• _Problem to solve_:
In the listing that follows, how many lines contain the string "resection"? Provide only the number.

• _Task input_:
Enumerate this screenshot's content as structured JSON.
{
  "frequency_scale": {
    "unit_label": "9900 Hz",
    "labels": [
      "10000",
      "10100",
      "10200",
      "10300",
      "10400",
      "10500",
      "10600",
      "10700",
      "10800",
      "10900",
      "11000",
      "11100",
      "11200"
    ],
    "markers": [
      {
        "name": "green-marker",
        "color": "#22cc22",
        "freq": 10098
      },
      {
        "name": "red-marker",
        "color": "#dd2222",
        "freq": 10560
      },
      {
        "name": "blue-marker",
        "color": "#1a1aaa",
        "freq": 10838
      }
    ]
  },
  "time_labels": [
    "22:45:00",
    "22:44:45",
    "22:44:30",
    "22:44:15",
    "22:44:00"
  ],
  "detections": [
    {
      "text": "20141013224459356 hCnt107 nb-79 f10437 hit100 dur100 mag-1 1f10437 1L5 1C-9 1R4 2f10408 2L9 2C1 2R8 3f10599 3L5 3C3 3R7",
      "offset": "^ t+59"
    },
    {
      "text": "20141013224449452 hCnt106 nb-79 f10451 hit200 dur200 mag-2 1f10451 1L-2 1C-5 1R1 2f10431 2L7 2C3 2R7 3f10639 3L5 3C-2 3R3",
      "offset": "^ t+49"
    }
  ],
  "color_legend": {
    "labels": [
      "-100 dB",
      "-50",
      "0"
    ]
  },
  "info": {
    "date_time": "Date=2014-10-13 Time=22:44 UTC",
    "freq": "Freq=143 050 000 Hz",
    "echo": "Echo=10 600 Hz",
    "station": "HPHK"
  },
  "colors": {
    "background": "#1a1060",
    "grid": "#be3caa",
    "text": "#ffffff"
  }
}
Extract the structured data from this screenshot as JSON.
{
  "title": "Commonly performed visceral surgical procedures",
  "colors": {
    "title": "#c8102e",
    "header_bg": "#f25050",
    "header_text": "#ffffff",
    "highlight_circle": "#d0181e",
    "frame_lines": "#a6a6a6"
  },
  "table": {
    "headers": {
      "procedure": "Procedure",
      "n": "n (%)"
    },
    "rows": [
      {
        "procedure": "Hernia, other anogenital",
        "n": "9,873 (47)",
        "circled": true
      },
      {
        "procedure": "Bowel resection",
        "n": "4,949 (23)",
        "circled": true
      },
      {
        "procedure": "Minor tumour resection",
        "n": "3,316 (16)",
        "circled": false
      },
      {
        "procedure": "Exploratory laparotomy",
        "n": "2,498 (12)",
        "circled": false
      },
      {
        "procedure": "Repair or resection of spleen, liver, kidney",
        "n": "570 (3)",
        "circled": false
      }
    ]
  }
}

• _Completed task_:
3